Copy all of the material below exactly.

── Records

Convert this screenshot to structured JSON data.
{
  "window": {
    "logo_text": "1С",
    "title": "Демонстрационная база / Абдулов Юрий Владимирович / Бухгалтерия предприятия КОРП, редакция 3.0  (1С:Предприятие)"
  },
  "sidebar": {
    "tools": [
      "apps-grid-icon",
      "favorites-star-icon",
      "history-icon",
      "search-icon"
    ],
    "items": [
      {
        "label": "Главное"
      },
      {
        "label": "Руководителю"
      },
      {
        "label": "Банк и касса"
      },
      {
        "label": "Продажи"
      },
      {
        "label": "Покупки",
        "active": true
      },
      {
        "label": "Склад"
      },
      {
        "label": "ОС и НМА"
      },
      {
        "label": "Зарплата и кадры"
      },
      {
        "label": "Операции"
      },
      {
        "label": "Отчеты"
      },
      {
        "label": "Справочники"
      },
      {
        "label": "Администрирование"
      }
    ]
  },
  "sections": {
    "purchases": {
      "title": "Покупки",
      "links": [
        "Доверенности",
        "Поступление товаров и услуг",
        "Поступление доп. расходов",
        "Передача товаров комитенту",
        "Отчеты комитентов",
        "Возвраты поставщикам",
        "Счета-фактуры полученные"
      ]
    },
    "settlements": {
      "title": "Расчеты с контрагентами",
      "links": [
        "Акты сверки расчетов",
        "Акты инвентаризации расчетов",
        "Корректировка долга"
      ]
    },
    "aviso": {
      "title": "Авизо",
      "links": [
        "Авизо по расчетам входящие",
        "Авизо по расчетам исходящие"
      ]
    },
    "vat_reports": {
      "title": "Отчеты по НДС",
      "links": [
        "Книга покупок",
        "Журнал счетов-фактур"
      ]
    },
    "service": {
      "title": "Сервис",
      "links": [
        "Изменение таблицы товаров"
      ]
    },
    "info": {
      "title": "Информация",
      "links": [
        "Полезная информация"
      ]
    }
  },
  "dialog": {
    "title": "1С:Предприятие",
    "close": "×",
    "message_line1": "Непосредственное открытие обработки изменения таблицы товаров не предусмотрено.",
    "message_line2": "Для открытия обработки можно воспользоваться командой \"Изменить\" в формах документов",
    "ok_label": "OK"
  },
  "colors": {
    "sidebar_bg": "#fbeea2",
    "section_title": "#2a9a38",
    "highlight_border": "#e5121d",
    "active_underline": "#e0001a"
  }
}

────

Task result
Convert this screenshot to structured JSON data.
{
  "window": {
    "logo_text": "1С",
    "title": "Демонстрационная база / Абдулов Юрий Владимирович / Бухгалтерия предприятия КОРП, редакция 3.0  (1С:Предприятие)"
  },
  "sidebar": {
    "tools": [
      "apps-grid-icon",
      "favorites-star-icon",
      "history-icon",
      "search-icon"
    ],
    "items": [
      {
        "label": "Главное"
      },
      {
        "label": "Руководителю"
      },
      {
        "label": "Банк и касса"
      },
      {
        "label": "Продажи"
      },
      {
        "label": "Покупки",
        "active": true
      },
      {
        "label": "Склад"
      },
      {
        "label": "ОС и НМА"
      },
      {
        "label": "Зарплата и кадры"
      },
      {
        "label": "Операции"
      },
      {
        "label": "Отчеты"
      },
      {
        "label": "Справочники"
      },
      {
        "label": "Администрирование"
      }
    ]
  },
  "sections": {
    "purchases": {
      "title": "Покупки",
      "links": [
        "Доверенности",
        "Поступление товаров и услуг",
        "Поступление доп. расходов",
        "Передача товаров комитенту",
        "Отчеты комитентов",
        "Возвраты поставщикам",
        "Счета-фактуры полученные"
      ]
    },
    "settlements": {
      "title": "Расчеты с контрагентами",
      "links": [
        "Акты сверки расчетов",
        "Акты инвентаризации расчетов",
        "Корректировка долга"
      ]
    },
    "aviso": {
      "title": "Авизо",
      "links": [
        "Авизо по расчетам входящие",
        "Авизо по расчетам исходящие"
      ]
    },
    "vat_reports": {
      "title": "Отчеты по НДС",
      "links": [
        "Книга покупок",
        "Журнал счетов-фактур"
      ]
    },
    "service": {
      "title": "Сервис",
      "links": [
        "Изменение таблицы товаров"
      ]
    },
    "info": {
      "title": "Информация",
      "links": [
        "Полезная информация"
      ]
    }
  },
  "dialog": {
    "title": "1С:Предприятие",
    "close": "×",
    "message_line1": "Непосредственное открытие обработки изменения таблицы товаров не предусмотрено.",
    "message_line2": "Для открытия обработки можно воспользоваться командой \"Изменить\" в формах документов",
    "ok_label": "OK"
  },
  "colors": {
    "sidebar_bg": "#fbeea2",
    "section_title": "#2a9a38",
    "highlight_border": "#e5121d",
    "active_underline": "#e0001a"
  }
}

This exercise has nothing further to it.